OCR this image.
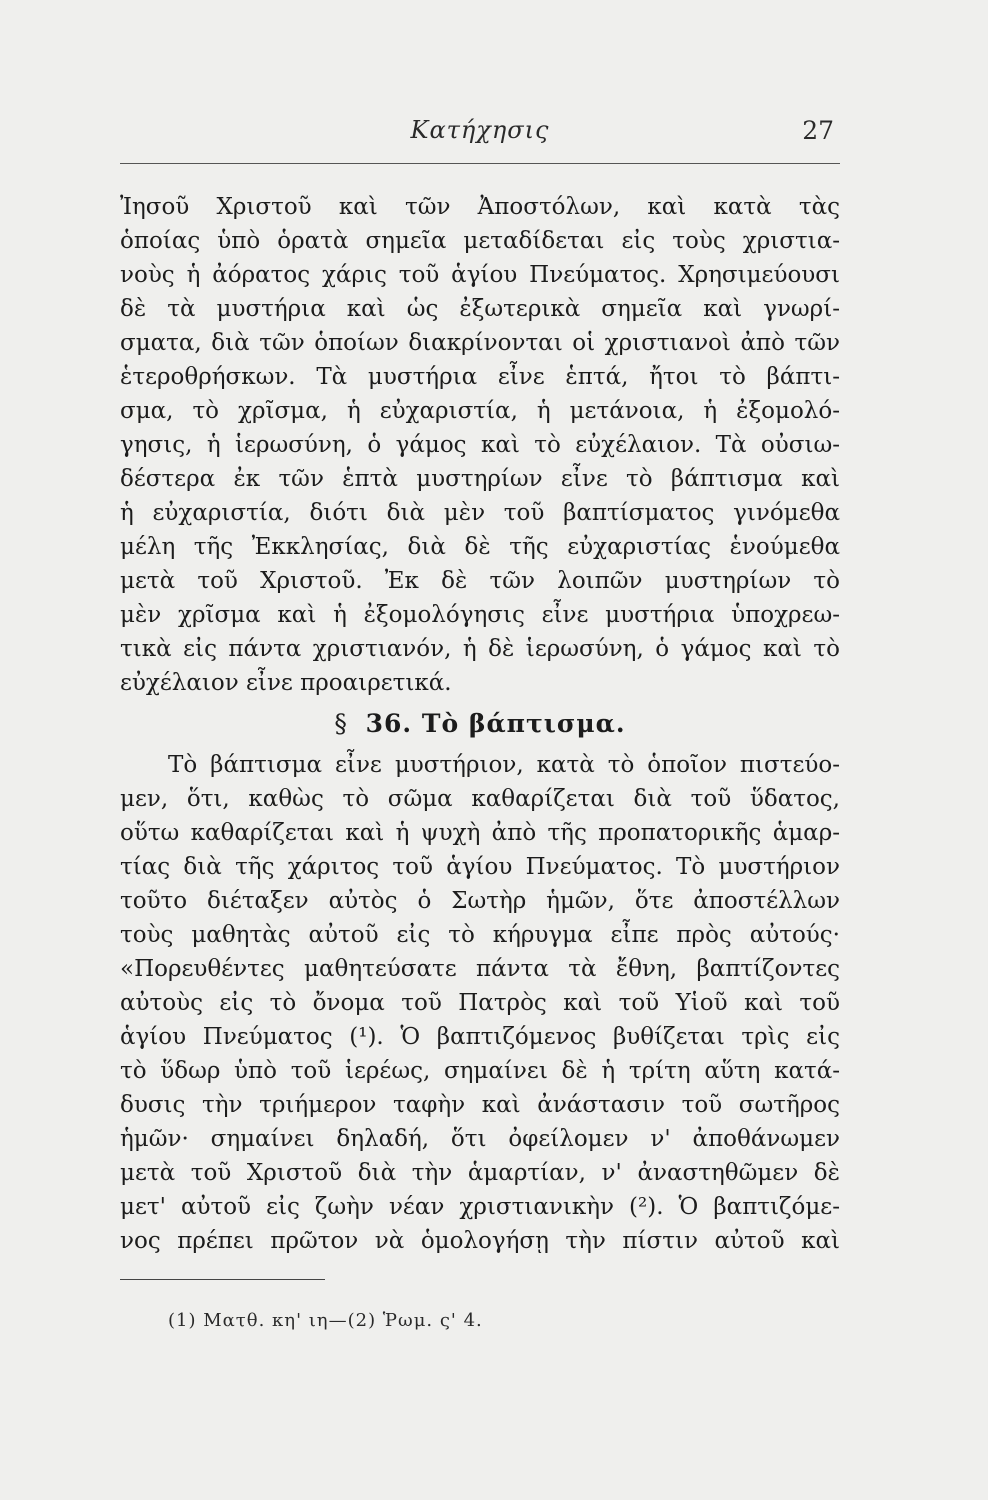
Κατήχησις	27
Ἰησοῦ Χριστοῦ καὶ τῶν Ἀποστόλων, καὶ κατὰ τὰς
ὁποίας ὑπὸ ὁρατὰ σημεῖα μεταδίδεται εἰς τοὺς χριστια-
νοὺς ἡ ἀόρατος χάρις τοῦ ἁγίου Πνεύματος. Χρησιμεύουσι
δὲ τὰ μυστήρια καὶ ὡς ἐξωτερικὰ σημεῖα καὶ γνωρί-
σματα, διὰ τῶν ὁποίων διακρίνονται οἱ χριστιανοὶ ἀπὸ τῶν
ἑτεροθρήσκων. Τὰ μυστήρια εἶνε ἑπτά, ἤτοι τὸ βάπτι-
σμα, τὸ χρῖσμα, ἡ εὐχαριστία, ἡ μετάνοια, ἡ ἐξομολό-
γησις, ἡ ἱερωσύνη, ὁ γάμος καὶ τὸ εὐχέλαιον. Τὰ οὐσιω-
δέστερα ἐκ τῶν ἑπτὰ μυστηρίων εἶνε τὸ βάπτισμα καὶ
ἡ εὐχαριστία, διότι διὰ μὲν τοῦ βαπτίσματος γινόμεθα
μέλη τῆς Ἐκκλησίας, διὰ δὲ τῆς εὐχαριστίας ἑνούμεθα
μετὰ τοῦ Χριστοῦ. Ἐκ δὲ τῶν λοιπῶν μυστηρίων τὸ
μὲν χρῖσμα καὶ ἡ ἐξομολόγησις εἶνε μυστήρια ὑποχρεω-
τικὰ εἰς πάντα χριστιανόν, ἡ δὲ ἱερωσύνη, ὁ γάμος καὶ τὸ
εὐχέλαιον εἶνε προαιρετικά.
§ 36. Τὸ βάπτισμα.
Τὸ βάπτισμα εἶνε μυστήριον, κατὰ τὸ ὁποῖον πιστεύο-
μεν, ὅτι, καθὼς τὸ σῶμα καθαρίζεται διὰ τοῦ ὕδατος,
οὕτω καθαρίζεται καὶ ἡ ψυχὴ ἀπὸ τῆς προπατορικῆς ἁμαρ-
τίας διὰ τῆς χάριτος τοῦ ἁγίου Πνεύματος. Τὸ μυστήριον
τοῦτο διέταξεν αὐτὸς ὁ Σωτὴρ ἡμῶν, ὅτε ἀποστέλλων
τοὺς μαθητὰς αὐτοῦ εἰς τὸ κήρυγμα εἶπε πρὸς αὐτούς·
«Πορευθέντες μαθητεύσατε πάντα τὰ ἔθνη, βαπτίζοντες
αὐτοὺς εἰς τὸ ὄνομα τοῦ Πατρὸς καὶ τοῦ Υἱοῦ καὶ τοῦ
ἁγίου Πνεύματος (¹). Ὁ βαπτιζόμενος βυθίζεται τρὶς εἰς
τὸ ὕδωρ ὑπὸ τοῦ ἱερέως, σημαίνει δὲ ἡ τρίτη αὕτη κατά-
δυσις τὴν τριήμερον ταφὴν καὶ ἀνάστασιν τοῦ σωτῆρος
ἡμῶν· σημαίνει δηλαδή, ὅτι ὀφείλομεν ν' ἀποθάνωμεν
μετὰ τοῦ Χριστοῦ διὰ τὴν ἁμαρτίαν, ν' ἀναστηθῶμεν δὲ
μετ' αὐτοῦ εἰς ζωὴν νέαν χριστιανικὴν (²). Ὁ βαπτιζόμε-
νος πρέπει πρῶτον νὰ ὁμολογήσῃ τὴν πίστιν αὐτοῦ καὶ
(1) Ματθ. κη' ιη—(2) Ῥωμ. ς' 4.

◆ **Goal of the exercise**: Reproduce the full material exactly, excluding the pictures.

◆ **Result of the exercise**:
OCR this image.
Κατήχησις	27
Ἰησοῦ Χριστοῦ καὶ τῶν Ἀποστόλων, καὶ κατὰ τὰς
ὁποίας ὑπὸ ὁρατὰ σημεῖα μεταδίδεται εἰς τοὺς χριστια-
νοὺς ἡ ἀόρατος χάρις τοῦ ἁγίου Πνεύματος. Χρησιμεύουσι
δὲ τὰ μυστήρια καὶ ὡς ἐξωτερικὰ σημεῖα καὶ γνωρί-
σματα, διὰ τῶν ὁποίων διακρίνονται οἱ χριστιανοὶ ἀπὸ τῶν
ἑτεροθρήσκων. Τὰ μυστήρια εἶνε ἑπτά, ἤτοι τὸ βάπτι-
σμα, τὸ χρῖσμα, ἡ εὐχαριστία, ἡ μετάνοια, ἡ ἐξομολό-
γησις, ἡ ἱερωσύνη, ὁ γάμος καὶ τὸ εὐχέλαιον. Τὰ οὐσιω-
δέστερα ἐκ τῶν ἑπτὰ μυστηρίων εἶνε τὸ βάπτισμα καὶ
ἡ εὐχαριστία, διότι διὰ μὲν τοῦ βαπτίσματος γινόμεθα
μέλη τῆς Ἐκκλησίας, διὰ δὲ τῆς εὐχαριστίας ἑνούμεθα
μετὰ τοῦ Χριστοῦ. Ἐκ δὲ τῶν λοιπῶν μυστηρίων τὸ
μὲν χρῖσμα καὶ ἡ ἐξομολόγησις εἶνε μυστήρια ὑποχρεω-
τικὰ εἰς πάντα χριστιανόν, ἡ δὲ ἱερωσύνη, ὁ γάμος καὶ τὸ
εὐχέλαιον εἶνε προαιρετικά.
§ 36. Τὸ βάπτισμα.
Τὸ βάπτισμα εἶνε μυστήριον, κατὰ τὸ ὁποῖον πιστεύο-
μεν, ὅτι, καθὼς τὸ σῶμα καθαρίζεται διὰ τοῦ ὕδατος,
οὕτω καθαρίζεται καὶ ἡ ψυχὴ ἀπὸ τῆς προπατορικῆς ἁμαρ-
τίας διὰ τῆς χάριτος τοῦ ἁγίου Πνεύματος. Τὸ μυστήριον
τοῦτο διέταξεν αὐτὸς ὁ Σωτὴρ ἡμῶν, ὅτε ἀποστέλλων
τοὺς μαθητὰς αὐτοῦ εἰς τὸ κήρυγμα εἶπε πρὸς αὐτούς·
«Πορευθέντες μαθητεύσατε πάντα τὰ ἔθνη, βαπτίζοντες
αὐτοὺς εἰς τὸ ὄνομα τοῦ Πατρὸς καὶ τοῦ Υἱοῦ καὶ τοῦ
ἁγίου Πνεύματος (¹). Ὁ βαπτιζόμενος βυθίζεται τρὶς εἰς
τὸ ὕδωρ ὑπὸ τοῦ ἱερέως, σημαίνει δὲ ἡ τρίτη αὕτη κατά-
δυσις τὴν τριήμερον ταφὴν καὶ ἀνάστασιν τοῦ σωτῆρος
ἡμῶν· σημαίνει δηλαδή, ὅτι ὀφείλομεν ν' ἀποθάνωμεν
μετὰ τοῦ Χριστοῦ διὰ τὴν ἁμαρτίαν, ν' ἀναστηθῶμεν δὲ
μετ' αὐτοῦ εἰς ζωὴν νέαν χριστιανικὴν (²). Ὁ βαπτιζόμε-
νος πρέπει πρῶτον νὰ ὁμολογήσῃ τὴν πίστιν αὐτοῦ καὶ
(1) Ματθ. κη' ιη—(2) Ῥωμ. ς' 4.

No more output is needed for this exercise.